• _Description of the task_:
Search the records for "current" and copy each line that holds it.

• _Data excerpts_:
================================

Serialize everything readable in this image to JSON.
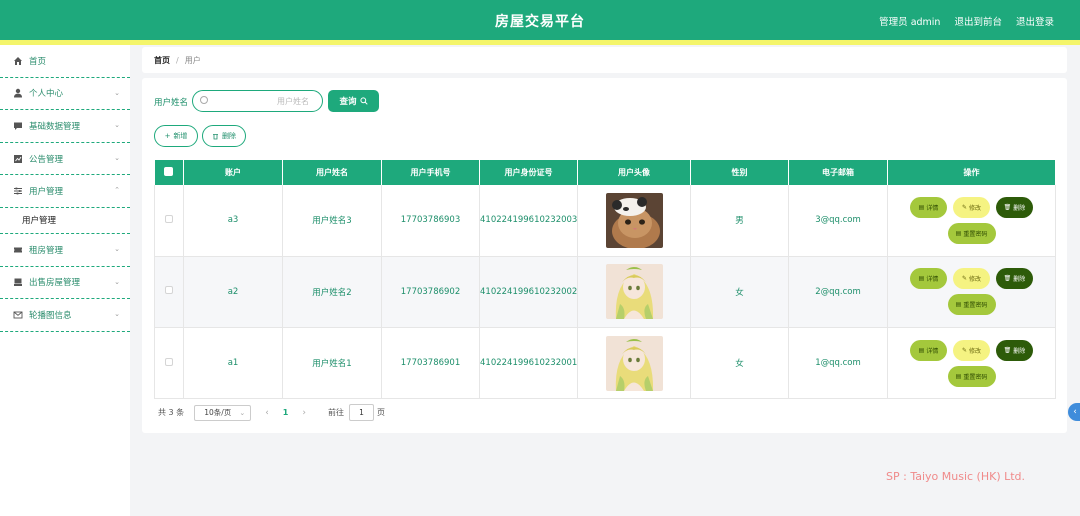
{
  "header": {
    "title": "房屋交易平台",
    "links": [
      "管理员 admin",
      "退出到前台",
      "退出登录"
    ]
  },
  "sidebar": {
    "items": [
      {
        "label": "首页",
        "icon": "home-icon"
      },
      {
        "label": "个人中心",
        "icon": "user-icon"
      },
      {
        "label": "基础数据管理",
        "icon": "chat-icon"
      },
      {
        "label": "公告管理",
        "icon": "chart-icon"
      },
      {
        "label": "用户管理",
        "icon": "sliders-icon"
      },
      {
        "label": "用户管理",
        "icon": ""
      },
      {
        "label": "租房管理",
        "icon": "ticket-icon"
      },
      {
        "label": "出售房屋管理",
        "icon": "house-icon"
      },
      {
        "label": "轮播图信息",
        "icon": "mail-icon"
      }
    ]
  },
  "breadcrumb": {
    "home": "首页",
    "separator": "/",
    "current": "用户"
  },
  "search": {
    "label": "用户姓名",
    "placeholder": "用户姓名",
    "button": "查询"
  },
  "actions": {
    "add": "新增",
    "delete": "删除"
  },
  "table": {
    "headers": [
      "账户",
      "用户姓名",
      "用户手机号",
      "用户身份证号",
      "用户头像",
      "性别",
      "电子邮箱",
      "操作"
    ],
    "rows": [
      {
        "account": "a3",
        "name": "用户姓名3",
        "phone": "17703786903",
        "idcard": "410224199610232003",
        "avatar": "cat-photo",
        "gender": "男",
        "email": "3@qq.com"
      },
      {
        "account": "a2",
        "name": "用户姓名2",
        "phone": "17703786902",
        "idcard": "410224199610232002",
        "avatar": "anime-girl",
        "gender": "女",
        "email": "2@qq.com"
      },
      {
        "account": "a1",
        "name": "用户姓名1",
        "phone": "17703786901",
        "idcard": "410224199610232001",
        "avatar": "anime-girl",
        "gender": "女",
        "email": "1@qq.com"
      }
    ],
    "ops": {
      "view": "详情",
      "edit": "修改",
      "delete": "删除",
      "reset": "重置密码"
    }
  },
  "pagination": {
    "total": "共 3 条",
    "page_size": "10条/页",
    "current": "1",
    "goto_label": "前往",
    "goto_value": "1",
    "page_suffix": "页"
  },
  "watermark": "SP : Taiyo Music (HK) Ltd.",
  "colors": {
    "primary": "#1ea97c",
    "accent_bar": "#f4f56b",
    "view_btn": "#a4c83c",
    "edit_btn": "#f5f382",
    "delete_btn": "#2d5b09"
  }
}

================================

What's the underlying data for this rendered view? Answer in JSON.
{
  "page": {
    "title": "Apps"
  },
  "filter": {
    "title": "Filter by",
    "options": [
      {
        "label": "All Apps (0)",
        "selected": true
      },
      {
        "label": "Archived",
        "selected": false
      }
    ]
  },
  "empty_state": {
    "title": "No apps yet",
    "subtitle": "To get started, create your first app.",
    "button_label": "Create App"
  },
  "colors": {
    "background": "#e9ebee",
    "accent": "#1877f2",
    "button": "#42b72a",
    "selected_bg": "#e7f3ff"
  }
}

================================

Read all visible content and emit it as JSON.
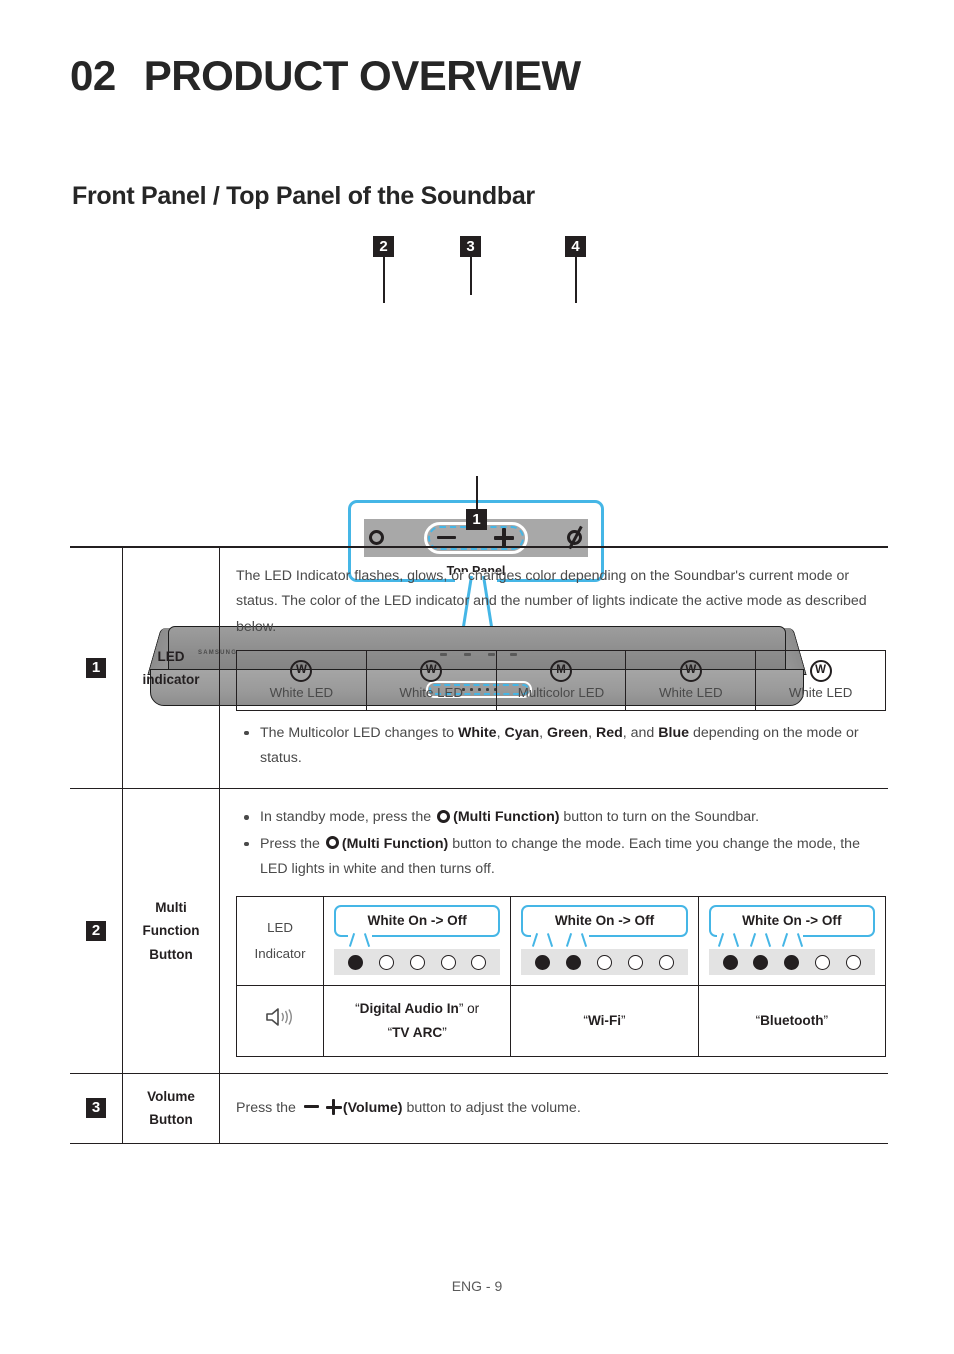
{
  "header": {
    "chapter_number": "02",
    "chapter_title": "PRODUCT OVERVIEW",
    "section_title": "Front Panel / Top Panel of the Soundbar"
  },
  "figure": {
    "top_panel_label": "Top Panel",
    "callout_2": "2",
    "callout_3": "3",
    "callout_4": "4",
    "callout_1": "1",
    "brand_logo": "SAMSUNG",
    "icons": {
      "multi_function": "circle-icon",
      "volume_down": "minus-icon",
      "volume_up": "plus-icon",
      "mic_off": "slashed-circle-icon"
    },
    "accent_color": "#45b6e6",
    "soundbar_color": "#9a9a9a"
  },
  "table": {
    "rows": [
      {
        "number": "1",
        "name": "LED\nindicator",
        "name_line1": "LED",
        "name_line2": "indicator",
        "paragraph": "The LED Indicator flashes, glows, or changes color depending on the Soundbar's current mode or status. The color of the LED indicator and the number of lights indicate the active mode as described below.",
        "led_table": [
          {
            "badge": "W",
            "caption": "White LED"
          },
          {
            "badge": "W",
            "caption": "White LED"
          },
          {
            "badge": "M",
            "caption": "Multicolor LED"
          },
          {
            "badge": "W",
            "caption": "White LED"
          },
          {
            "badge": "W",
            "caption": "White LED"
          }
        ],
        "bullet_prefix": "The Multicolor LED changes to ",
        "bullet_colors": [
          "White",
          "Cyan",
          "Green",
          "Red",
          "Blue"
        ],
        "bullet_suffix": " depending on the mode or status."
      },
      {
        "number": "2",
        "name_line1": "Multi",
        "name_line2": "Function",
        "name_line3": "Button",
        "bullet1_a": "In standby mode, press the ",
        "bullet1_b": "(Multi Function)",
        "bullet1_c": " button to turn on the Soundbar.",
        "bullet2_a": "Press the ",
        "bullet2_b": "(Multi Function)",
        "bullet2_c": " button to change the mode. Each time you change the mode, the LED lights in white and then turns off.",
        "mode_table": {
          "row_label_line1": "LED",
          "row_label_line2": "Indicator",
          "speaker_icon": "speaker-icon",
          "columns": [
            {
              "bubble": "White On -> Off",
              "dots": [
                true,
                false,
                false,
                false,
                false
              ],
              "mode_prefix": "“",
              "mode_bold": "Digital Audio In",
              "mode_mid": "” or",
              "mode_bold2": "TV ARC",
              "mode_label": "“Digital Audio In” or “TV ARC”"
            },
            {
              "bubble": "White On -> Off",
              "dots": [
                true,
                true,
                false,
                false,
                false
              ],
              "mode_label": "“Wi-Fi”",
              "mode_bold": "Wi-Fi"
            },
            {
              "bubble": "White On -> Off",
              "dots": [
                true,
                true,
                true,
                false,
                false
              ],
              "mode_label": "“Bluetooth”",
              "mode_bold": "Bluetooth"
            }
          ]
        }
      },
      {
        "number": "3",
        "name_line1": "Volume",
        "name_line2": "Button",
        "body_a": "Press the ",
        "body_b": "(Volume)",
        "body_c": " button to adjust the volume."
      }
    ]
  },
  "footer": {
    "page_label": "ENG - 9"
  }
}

================================

• _Task output_:
    "current": "用户"
    "current": "1",
        "paragraph": "The LED Indicator flashes, glows, or changes color depending on the Soundbar's current mode or status. The color of the LED indicator and the number of lights indicate the active mode as described below.",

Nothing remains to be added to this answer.